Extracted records
>>
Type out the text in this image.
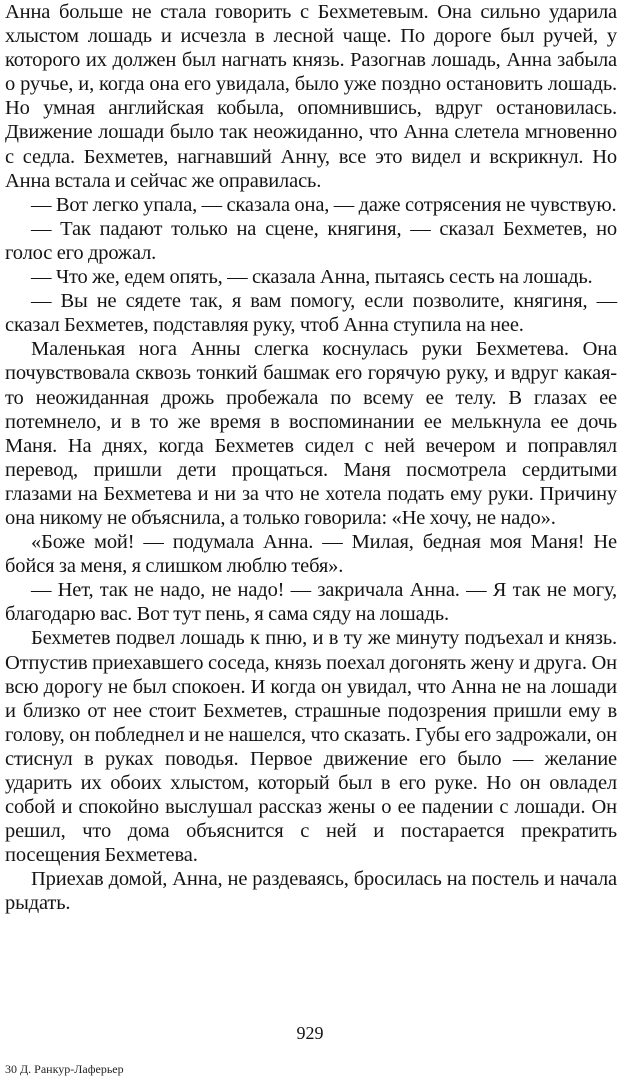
Анна больше не стала говорить с Бехметевым. Она сильно ударила хлыстом лошадь и исчезла в лесной чаще. По дороге был ручей, у которого их должен был нагнать князь. Разогнав лошадь, Анна забыла о ручье, и, когда она его увидала, было уже поздно остановить лошадь. Но умная английская кобыла, опомнившись, вдруг остановилась. Движение лошади было так неожиданно, что Анна слетела мгновенно с седла. Бехметев, нагнавший Анну, все это видел и вскрикнул. Но Анна встала и сейчас же оправилась.

— Вот легко упала, — сказала она, — даже сотрясения не чувствую.

— Так падают только на сцене, княгиня, — сказал Бехметев, но голос его дрожал.

— Что же, едем опять, — сказала Анна, пытаясь сесть на лошадь.

— Вы не сядете так, я вам помогу, если позволите, княгиня, — сказал Бехметев, подставляя руку, чтоб Анна ступила на нее.

Маленькая нога Анны слегка коснулась руки Бехметева. Она почувствовала сквозь тонкий башмак его горячую руку, и вдруг какая-то неожиданная дрожь пробежала по всему ее телу. В глазах ее потемнело, и в то же время в воспоминании ее мелькнула ее дочь Маня. На днях, когда Бехметев сидел с ней вечером и поправлял перевод, пришли дети прощаться. Маня посмотрела сердитыми глазами на Бехметева и ни за что не хотела подать ему руки. Причину она никому не объяснила, а только говорила: «Не хочу, не надо».

«Боже мой! — подумала Анна. — Милая, бедная моя Маня! Не бойся за меня, я слишком люблю тебя».

— Нет, так не надо, не надо! — закричала Анна. — Я так не могу, благодарю вас. Вот тут пень, я сама сяду на лошадь.

Бехметев подвел лошадь к пню, и в ту же минуту подъехал и князь. Отпустив приехавшего соседа, князь поехал догонять жену и друга. Он всю дорогу не был спокоен. И когда он увидал, что Анна не на лошади и близко от нее стоит Бехметев, страшные подозрения пришли ему в голову, он побледнел и не нашелся, что сказать. Губы его задрожали, он стиснул в руках поводья. Первое движение его было — желание ударить их обоих хлыстом, который был в его руке. Но он овладел собой и спокойно выслушал рассказ жены о ее падении с лошади. Он решил, что дома объяснится с ней и постарается прекратить посещения Бехметева.

Приехав домой, Анна, не раздеваясь, бросилась на постель и начала рыдать.

929
30 Д. Ранкур-Лаферьер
<<
# Your goal
Omit the pictures and reproduce the listing exactly.

# Response to the task
Type out the text in this image.
Анна больше не стала говорить с Бехметевым. Она сильно ударила хлыстом лошадь и исчезла в лесной чаще. По дороге был ручей, у которого их должен был нагнать князь. Разогнав лошадь, Анна забыла о ручье, и, когда она его увидала, было уже поздно остановить лошадь. Но умная английская кобыла, опомнившись, вдруг остановилась. Движение лошади было так неожиданно, что Анна слетела мгновенно с седла. Бехметев, нагнавший Анну, все это видел и вскрикнул. Но Анна встала и сейчас же оправилась.

— Вот легко упала, — сказала она, — даже сотрясения не чувствую.

— Так падают только на сцене, княгиня, — сказал Бехметев, но голос его дрожал.

— Что же, едем опять, — сказала Анна, пытаясь сесть на лошадь.

— Вы не сядете так, я вам помогу, если позволите, княгиня, — сказал Бехметев, подставляя руку, чтоб Анна ступила на нее.

Маленькая нога Анны слегка коснулась руки Бехметева. Она почувствовала сквозь тонкий башмак его горячую руку, и вдруг какая-то неожиданная дрожь пробежала по всему ее телу. В глазах ее потемнело, и в то же время в воспоминании ее мелькнула ее дочь Маня. На днях, когда Бехметев сидел с ней вечером и поправлял перевод, пришли дети прощаться. Маня посмотрела сердитыми глазами на Бехметева и ни за что не хотела подать ему руки. Причину она никому не объяснила, а только говорила: «Не хочу, не надо».

«Боже мой! — подумала Анна. — Милая, бедная моя Маня! Не бойся за меня, я слишком люблю тебя».

— Нет, так не надо, не надо! — закричала Анна. — Я так не могу, благодарю вас. Вот тут пень, я сама сяду на лошадь.

Бехметев подвел лошадь к пню, и в ту же минуту подъехал и князь. Отпустив приехавшего соседа, князь поехал догонять жену и друга. Он всю дорогу не был спокоен. И когда он увидал, что Анна не на лошади и близко от нее стоит Бехметев, страшные подозрения пришли ему в голову, он побледнел и не нашелся, что сказать. Губы его задрожали, он стиснул в руках поводья. Первое движение его было — желание ударить их обоих хлыстом, который был в его руке. Но он овладел собой и спокойно выслушал рассказ жены о ее падении с лошади. Он решил, что дома объяснится с ней и постарается прекратить посещения Бехметева.

Приехав домой, Анна, не раздеваясь, бросилась на постель и начала рыдать.

929
30 Д. Ранкур-Лаферьер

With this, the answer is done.